Para limitar o aquecimento global a 1,5°C, como estabelecido no Acordo de Paris, a maior parte das reservas de petróleo, gás e carvão do planeta precisa permanecer inexplorada. Mas onde exatamente estão os pontos críticos onde a extração de combustíveis fósseis ameaça ecossistemas e comunidades? Um estudo recente publicado na revista PLoS One apresenta um atlas interativo do Ártico que revela essas sobreposições perigosas.

Onde o petróleo e o gás ameaçam a biodiversidade e os povos indígenas

Desenvolvido por pesquisadores liderados pelo geógrafo Daniele Codato, da Universidade de Pádua (Itália), o atlas mapeia áreas com atividades de petróleo e gás em cinco regiões árticas: Alasca (EUA), Canadá, Groenlândia (Dinamarca), Noruega e Rússia. O objetivo é fornecer uma base científica para que governos e empresas evitem abrir novas frentes de exploração ou interrompam operações existentes em locais sensíveis.

Codato explica que o estudo adota uma perspectiva geográfica da ideia de 'carbono não queimável': "Estamos investigando onde manter o petróleo e o gás debaixo da terra, com foco em critérios de justiça climática, ecológica, social e cultural".

512 mil km² de territórios sob risco

Os pesquisadores analisaram dezenas de bases de dados públicas e identificaram 512 mil km² — uma área equivalente ao tamanho da Espanha — com atividades de combustíveis fósseis em andamento ou planejadas. Nesse território, foram contabilizados:

  • 44.539 poços ativos;
  • quase 40 mil km de oleodutos e gasodutos;
  • áreas com licenças de exploração, arrendamentos e infraestrutura em desenvolvimento.

As regiões mais afetadas incluem o noroeste do Canadá, o norte do Alasca e o norte da Rússia, onde a concentração de poços e dutos é maior. O estudo utilizou a fronteira definida pela CAFF (Conservation of Arctic Flora and Fauna), grupo de trabalho do Conselho do Ártico, para delimitar a área de estudo e incluir os ecossistemas mais vulneráveis.

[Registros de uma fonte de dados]
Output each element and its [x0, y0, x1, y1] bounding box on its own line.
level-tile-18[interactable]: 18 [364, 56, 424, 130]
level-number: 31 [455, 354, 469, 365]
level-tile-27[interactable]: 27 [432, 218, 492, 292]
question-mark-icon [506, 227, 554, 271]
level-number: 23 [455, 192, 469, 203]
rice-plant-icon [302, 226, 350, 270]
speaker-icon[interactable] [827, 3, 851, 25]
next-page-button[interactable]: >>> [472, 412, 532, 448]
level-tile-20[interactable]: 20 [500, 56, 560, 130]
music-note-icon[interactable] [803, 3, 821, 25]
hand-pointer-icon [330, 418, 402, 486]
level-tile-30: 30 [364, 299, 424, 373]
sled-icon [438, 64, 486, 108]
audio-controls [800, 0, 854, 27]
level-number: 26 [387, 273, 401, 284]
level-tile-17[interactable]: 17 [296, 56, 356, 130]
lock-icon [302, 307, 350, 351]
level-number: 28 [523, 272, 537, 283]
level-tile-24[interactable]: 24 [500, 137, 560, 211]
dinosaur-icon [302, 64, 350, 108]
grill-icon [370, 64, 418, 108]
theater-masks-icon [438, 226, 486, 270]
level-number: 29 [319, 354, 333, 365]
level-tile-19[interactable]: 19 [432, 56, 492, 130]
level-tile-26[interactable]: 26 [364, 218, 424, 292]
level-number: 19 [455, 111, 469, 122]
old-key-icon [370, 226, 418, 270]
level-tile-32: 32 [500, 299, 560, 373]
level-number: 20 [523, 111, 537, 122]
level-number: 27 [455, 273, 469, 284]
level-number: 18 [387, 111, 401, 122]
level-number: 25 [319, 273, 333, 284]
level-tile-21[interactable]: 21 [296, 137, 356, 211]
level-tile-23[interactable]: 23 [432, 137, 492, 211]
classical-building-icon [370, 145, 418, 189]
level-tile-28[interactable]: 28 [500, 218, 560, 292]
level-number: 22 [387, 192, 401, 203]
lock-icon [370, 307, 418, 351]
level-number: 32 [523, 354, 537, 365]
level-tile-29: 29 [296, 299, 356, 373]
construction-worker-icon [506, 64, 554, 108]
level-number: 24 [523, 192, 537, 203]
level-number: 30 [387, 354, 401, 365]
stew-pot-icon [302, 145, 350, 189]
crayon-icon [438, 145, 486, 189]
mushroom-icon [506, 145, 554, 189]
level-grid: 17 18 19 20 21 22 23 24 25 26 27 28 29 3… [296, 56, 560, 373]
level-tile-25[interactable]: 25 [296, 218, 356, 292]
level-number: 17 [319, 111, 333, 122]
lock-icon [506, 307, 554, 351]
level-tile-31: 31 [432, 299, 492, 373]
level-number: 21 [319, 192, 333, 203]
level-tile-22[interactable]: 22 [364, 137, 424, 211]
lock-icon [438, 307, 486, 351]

Ações necessárias =
1 – Diga se cada afirmação, (a), (b) e (c), está de acordo com o texto sobre o atlas do Ártico, respondendo sim ou não e citando exatamente as palavras do texto que decidem a questão. (a) O atlas abrange cinco regiões árticas. (b) O estudo foi publicado na revista Nature. (c) A área identificada com atividades de combustíveis fósseis equivale ao tamanho da França.
2 – Escreva a parte seguinte do texto sobre o atlas do Ártico, começando logo depois da última frase apresentada.
Os registros não têm nenhum papel nesta atividade.

Respostas por tarefa =
1 –
(a) Sim: "em cinco regiões árticas: Alasca (EUA), Canadá, Groenlândia (Dinamarca), Noruega e Rússia".
(b) Não: "publicado na revista PLoS One".
(c) Não: "uma área equivalente ao tamanho da Espanha".

2 –
Sobreposições perigosas: 7% em áreas protegidas e 13% em habitats de espécies-chave

Os impactos da exploração de petróleo e gás incluem destruição de habitats, interrupção de rotas migratórias e poluição. Segundo o atlas:

  • 7% das áreas com atividades fósseis se sobrepõem a regiões de proteção ecológica, como reservas naturais;
  • 13% afetam diretamente o habitat de três espécies emblemáticas do Ártico: ursos-polares, gansos-de-bico-amarelo e caribus.

As regiões com maior concentração de conflitos são a Península de Yamal (Rússia), o noroeste do Canadá e a Encosta Norte do Alasca, onde ecossistemas frágeis já sofrem com as mudanças climáticas e a pressão industrial.

"O atlas não apenas mostra onde estão os riscos, mas também oferece uma ferramenta para priorizar ações de proteção e transição energética justa no Ártico."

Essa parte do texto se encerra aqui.